Information supplied =
+===+
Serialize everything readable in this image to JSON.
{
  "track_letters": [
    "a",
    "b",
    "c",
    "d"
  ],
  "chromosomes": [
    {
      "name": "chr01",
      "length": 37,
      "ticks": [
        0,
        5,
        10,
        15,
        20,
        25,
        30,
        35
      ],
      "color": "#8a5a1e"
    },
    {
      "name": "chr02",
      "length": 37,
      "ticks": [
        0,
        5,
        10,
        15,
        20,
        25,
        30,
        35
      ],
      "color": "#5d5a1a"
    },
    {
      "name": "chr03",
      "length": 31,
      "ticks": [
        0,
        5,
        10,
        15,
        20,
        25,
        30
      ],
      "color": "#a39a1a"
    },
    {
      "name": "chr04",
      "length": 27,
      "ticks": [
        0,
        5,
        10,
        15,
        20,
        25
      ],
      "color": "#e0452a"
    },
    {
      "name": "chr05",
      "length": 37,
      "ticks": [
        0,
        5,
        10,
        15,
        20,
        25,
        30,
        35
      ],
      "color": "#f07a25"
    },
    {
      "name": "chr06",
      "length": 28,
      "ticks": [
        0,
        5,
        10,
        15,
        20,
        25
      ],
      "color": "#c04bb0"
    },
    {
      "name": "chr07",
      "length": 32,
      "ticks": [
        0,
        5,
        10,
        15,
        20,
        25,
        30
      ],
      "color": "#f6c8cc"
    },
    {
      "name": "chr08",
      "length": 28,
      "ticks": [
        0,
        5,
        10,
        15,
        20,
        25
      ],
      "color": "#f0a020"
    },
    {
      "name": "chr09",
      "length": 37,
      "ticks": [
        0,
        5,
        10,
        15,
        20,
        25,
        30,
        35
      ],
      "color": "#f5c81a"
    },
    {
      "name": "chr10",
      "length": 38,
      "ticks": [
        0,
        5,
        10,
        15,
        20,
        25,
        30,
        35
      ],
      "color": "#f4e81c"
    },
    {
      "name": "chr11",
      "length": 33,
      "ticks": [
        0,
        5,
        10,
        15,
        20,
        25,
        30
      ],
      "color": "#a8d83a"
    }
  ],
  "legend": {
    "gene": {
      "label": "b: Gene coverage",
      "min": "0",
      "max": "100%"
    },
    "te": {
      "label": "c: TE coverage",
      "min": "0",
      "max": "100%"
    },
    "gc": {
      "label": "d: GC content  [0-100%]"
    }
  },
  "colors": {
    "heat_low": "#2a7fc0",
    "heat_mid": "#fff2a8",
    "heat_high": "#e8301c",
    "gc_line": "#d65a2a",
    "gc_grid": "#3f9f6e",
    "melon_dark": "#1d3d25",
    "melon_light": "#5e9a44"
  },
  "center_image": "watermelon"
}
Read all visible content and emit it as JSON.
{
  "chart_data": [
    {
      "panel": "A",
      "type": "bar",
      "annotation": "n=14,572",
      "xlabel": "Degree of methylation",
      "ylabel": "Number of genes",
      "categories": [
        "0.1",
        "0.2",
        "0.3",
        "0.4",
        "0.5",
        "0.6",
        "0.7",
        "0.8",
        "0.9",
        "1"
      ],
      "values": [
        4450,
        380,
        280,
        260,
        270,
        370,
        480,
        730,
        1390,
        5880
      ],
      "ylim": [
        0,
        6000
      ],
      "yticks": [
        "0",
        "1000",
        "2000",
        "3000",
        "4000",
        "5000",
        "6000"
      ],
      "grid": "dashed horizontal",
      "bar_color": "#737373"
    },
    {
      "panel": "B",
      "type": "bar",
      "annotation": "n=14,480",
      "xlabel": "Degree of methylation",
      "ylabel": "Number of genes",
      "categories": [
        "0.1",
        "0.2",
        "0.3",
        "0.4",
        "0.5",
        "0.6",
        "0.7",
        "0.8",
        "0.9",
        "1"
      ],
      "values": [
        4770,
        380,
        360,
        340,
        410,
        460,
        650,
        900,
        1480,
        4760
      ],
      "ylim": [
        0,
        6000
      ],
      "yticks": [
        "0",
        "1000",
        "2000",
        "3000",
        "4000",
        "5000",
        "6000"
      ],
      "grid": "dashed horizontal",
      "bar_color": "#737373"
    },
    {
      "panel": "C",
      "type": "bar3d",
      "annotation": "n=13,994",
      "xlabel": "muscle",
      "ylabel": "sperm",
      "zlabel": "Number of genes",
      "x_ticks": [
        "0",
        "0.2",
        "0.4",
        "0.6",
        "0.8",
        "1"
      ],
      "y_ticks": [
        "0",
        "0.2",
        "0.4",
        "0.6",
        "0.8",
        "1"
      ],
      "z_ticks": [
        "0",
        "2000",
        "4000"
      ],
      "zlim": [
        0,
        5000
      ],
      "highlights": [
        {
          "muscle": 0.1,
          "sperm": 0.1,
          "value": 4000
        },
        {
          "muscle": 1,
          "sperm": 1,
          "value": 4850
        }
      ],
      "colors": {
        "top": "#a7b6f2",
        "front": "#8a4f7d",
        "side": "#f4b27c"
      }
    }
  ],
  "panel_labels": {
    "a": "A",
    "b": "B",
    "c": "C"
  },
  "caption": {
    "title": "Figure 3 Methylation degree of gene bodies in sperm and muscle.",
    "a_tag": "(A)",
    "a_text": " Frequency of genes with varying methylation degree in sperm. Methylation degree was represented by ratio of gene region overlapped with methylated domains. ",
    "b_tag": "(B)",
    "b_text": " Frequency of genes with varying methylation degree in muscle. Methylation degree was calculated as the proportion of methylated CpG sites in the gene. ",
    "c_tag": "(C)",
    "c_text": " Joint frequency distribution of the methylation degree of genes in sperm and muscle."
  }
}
+===+
Exercise requirements = Create a word-for-word copy of the whole listing.

Finished exercise =
Serialize everything readable in this image to JSON.
{
  "track_letters": [
    "a",
    "b",
    "c",
    "d"
  ],
  "chromosomes": [
    {
      "name": "chr01",
      "length": 37,
      "ticks": [
        0,
        5,
        10,
        15,
        20,
        25,
        30,
        35
      ],
      "color": "#8a5a1e"
    },
    {
      "name": "chr02",
      "length": 37,
      "ticks": [
        0,
        5,
        10,
        15,
        20,
        25,
        30,
        35
      ],
      "color": "#5d5a1a"
    },
    {
      "name": "chr03",
      "length": 31,
      "ticks": [
        0,
        5,
        10,
        15,
        20,
        25,
        30
      ],
      "color": "#a39a1a"
    },
    {
      "name": "chr04",
      "length": 27,
      "ticks": [
        0,
        5,
        10,
        15,
        20,
        25
      ],
      "color": "#e0452a"
    },
    {
      "name": "chr05",
      "length": 37,
      "ticks": [
        0,
        5,
        10,
        15,
        20,
        25,
        30,
        35
      ],
      "color": "#f07a25"
    },
    {
      "name": "chr06",
      "length": 28,
      "ticks": [
        0,
        5,
        10,
        15,
        20,
        25
      ],
      "color": "#c04bb0"
    },
    {
      "name": "chr07",
      "length": 32,
      "ticks": [
        0,
        5,
        10,
        15,
        20,
        25,
        30
      ],
      "color": "#f6c8cc"
    },
    {
      "name": "chr08",
      "length": 28,
      "ticks": [
        0,
        5,
        10,
        15,
        20,
        25
      ],
      "color": "#f0a020"
    },
    {
      "name": "chr09",
      "length": 37,
      "ticks": [
        0,
        5,
        10,
        15,
        20,
        25,
        30,
        35
      ],
      "color": "#f5c81a"
    },
    {
      "name": "chr10",
      "length": 38,
      "ticks": [
        0,
        5,
        10,
        15,
        20,
        25,
        30,
        35
      ],
      "color": "#f4e81c"
    },
    {
      "name": "chr11",
      "length": 33,
      "ticks": [
        0,
        5,
        10,
        15,
        20,
        25,
        30
      ],
      "color": "#a8d83a"
    }
  ],
  "legend": {
    "gene": {
      "label": "b: Gene coverage",
      "min": "0",
      "max": "100%"
    },
    "te": {
      "label": "c: TE coverage",
      "min": "0",
      "max": "100%"
    },
    "gc": {
      "label": "d: GC content  [0-100%]"
    }
  },
  "colors": {
    "heat_low": "#2a7fc0",
    "heat_mid": "#fff2a8",
    "heat_high": "#e8301c",
    "gc_line": "#d65a2a",
    "gc_grid": "#3f9f6e",
    "melon_dark": "#1d3d25",
    "melon_light": "#5e9a44"
  },
  "center_image": "watermelon"
}
Read all visible content and emit it as JSON.
{
  "chart_data": [
    {
      "panel": "A",
      "type": "bar",
      "annotation": "n=14,572",
      "xlabel": "Degree of methylation",
      "ylabel": "Number of genes",
      "categories": [
        "0.1",
        "0.2",
        "0.3",
        "0.4",
        "0.5",
        "0.6",
        "0.7",
        "0.8",
        "0.9",
        "1"
      ],
      "values": [
        4450,
        380,
        280,
        260,
        270,
        370,
        480,
        730,
        1390,
        5880
      ],
      "ylim": [
        0,
        6000
      ],
      "yticks": [
        "0",
        "1000",
        "2000",
        "3000",
        "4000",
        "5000",
        "6000"
      ],
      "grid": "dashed horizontal",
      "bar_color": "#737373"
    },
    {
      "panel": "B",
      "type": "bar",
      "annotation": "n=14,480",
      "xlabel": "Degree of methylation",
      "ylabel": "Number of genes",
      "categories": [
        "0.1",
        "0.2",
        "0.3",
        "0.4",
        "0.5",
        "0.6",
        "0.7",
        "0.8",
        "0.9",
        "1"
      ],
      "values": [
        4770,
        380,
        360,
        340,
        410,
        460,
        650,
        900,
        1480,
        4760
      ],
      "ylim": [
        0,
        6000
      ],
      "yticks": [
        "0",
        "1000",
        "2000",
        "3000",
        "4000",
        "5000",
        "6000"
      ],
      "grid": "dashed horizontal",
      "bar_color": "#737373"
    },
    {
      "panel": "C",
      "type": "bar3d",
      "annotation": "n=13,994",
      "xlabel": "muscle",
      "ylabel": "sperm",
      "zlabel": "Number of genes",
      "x_ticks": [
        "0",
        "0.2",
        "0.4",
        "0.6",
        "0.8",
        "1"
      ],
      "y_ticks": [
        "0",
        "0.2",
        "0.4",
        "0.6",
        "0.8",
        "1"
      ],
      "z_ticks": [
        "0",
        "2000",
        "4000"
      ],
      "zlim": [
        0,
        5000
      ],
      "highlights": [
        {
          "muscle": 0.1,
          "sperm": 0.1,
          "value": 4000
        },
        {
          "muscle": 1,
          "sperm": 1,
          "value": 4850
        }
      ],
      "colors": {
        "top": "#a7b6f2",
        "front": "#8a4f7d",
        "side": "#f4b27c"
      }
    }
  ],
  "panel_labels": {
    "a": "A",
    "b": "B",
    "c": "C"
  },
  "caption": {
    "title": "Figure 3 Methylation degree of gene bodies in sperm and muscle.",
    "a_tag": "(A)",
    "a_text": " Frequency of genes with varying methylation degree in sperm. Methylation degree was represented by ratio of gene region overlapped with methylated domains. ",
    "b_tag": "(B)",
    "b_text": " Frequency of genes with varying methylation degree in muscle. Methylation degree was calculated as the proportion of methylated CpG sites in the gene. ",
    "c_tag": "(C)",
    "c_text": " Joint frequency distribution of the methylation degree of genes in sperm and muscle."
  }
}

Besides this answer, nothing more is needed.